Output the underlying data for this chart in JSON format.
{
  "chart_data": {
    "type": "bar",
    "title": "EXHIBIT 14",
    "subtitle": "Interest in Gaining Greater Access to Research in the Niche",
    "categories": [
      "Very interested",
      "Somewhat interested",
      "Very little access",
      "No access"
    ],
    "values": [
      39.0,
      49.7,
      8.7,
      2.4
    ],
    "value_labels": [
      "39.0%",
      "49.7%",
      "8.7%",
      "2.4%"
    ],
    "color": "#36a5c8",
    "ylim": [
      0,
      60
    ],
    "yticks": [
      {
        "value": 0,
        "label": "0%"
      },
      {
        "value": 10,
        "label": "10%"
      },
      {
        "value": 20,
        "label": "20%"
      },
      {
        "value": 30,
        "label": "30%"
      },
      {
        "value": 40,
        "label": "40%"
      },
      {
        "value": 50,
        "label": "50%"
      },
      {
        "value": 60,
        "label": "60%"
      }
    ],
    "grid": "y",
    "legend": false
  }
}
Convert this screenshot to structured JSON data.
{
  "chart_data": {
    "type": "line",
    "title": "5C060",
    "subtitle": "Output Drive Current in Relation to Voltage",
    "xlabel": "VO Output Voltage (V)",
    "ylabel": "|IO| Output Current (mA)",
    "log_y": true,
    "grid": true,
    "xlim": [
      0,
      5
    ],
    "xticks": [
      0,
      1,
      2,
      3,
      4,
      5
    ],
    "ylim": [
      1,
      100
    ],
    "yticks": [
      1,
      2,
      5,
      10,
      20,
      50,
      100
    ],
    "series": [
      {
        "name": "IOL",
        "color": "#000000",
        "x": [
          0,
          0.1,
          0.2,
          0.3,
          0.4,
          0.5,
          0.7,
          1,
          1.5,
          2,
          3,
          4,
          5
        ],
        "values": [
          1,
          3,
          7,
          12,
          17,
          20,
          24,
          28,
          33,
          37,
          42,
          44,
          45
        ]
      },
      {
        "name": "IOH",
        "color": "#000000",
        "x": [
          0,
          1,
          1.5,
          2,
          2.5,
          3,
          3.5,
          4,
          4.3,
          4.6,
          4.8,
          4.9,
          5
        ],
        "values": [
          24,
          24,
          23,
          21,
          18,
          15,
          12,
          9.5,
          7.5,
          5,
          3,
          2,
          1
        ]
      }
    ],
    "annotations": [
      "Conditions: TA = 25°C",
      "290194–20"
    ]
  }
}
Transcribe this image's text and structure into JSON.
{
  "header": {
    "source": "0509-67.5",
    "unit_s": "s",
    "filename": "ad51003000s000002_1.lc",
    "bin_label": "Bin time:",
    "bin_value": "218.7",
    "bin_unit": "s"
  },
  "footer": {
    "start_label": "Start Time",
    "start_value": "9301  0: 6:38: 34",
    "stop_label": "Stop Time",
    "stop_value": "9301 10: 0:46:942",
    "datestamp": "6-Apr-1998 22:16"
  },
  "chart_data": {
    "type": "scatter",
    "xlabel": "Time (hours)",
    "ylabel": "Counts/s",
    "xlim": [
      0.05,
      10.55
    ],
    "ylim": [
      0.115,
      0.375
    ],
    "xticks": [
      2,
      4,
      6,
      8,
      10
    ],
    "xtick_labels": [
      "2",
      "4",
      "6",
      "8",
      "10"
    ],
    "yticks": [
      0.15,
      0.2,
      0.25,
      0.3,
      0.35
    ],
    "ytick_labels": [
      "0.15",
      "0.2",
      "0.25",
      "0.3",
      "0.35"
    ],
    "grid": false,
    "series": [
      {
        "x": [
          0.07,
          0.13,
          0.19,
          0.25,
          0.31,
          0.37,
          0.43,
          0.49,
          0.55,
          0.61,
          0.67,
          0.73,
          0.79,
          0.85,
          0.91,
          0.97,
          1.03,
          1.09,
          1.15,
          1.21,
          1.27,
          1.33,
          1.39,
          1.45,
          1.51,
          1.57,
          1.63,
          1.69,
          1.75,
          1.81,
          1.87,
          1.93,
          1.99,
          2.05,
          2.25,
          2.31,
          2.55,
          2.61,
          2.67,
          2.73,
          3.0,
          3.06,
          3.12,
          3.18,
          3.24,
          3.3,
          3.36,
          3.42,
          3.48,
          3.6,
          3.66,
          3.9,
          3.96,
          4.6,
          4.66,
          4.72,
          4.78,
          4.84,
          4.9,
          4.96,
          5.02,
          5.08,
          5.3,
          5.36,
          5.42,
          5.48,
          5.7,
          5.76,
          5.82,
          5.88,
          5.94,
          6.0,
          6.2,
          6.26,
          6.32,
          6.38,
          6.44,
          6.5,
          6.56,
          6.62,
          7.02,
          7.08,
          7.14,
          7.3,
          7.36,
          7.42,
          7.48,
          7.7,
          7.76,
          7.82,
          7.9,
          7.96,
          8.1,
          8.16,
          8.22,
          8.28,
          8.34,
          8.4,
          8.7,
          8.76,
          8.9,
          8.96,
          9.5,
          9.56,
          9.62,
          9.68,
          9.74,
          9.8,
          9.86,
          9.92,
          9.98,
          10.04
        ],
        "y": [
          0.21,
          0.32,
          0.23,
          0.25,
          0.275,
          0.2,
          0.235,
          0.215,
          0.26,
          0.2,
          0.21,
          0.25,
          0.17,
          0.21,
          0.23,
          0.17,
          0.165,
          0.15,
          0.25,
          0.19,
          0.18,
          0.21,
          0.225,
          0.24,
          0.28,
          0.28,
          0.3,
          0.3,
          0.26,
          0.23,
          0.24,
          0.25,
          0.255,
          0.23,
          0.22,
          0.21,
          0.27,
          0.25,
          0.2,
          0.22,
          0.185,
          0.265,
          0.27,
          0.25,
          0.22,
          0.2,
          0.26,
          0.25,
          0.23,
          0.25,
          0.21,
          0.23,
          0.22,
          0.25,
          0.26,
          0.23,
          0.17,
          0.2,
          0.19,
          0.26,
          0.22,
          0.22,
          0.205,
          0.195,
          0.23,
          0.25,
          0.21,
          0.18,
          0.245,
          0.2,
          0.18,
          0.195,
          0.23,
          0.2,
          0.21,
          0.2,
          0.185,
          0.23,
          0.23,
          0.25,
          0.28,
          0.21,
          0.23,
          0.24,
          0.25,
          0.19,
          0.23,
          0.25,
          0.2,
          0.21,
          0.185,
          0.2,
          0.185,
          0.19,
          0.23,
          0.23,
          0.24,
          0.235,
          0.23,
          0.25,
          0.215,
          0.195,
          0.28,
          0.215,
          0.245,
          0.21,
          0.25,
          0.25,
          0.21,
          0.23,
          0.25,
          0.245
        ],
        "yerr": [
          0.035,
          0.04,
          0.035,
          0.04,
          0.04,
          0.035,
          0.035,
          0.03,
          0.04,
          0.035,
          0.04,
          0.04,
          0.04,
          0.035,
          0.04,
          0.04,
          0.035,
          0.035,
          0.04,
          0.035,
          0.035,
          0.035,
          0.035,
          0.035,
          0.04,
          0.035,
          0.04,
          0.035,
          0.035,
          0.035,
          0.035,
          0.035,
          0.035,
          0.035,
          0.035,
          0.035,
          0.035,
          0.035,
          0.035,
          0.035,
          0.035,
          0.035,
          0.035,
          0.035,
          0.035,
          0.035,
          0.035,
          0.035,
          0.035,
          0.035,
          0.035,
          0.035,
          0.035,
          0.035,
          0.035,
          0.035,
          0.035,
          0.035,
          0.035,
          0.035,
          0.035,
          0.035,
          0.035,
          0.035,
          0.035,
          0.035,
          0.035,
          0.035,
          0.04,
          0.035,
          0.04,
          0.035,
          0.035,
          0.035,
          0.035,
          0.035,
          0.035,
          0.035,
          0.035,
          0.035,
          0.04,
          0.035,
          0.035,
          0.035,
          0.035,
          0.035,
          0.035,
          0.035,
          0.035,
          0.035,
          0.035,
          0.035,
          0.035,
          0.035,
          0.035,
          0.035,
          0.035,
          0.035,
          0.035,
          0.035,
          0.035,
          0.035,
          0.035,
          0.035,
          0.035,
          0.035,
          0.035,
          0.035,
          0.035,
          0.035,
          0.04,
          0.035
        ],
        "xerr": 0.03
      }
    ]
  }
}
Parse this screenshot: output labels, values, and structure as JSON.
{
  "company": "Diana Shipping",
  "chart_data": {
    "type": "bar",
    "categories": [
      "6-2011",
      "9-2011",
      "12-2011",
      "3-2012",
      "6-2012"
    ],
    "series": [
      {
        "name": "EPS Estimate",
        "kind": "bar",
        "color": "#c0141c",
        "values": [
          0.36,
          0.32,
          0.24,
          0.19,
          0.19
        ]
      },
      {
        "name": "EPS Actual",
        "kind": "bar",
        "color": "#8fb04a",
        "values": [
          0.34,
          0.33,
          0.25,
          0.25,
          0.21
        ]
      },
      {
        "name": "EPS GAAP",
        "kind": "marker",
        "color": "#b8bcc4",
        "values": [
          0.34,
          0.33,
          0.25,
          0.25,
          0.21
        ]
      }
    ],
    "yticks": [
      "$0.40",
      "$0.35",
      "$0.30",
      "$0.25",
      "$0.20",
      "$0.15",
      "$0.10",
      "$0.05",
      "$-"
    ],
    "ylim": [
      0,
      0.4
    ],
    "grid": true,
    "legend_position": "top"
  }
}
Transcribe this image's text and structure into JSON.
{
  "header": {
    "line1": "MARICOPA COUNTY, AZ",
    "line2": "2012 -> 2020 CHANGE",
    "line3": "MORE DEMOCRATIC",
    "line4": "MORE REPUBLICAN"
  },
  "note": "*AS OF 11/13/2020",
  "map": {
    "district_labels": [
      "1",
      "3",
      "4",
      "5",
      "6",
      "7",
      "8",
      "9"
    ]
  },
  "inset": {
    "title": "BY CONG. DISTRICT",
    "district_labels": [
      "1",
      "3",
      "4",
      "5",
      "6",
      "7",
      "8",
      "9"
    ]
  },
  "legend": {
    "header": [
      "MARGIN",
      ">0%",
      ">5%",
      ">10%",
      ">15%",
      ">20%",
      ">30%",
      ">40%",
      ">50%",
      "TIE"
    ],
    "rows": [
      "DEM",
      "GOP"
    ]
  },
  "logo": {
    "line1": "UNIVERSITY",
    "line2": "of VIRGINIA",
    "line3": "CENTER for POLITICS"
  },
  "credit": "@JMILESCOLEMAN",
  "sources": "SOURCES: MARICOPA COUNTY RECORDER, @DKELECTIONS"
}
===
Find the string "this" in the records, then copy each line where it occurs.

- **Written answer**:
Output the underlying data for this chart in JSON format.
Convert this screenshot to structured JSON data.
Transcribe this image's text and structure into JSON.
Parse this screenshot: output labels, values, and structure as JSON.
Transcribe this image's text and structure into JSON.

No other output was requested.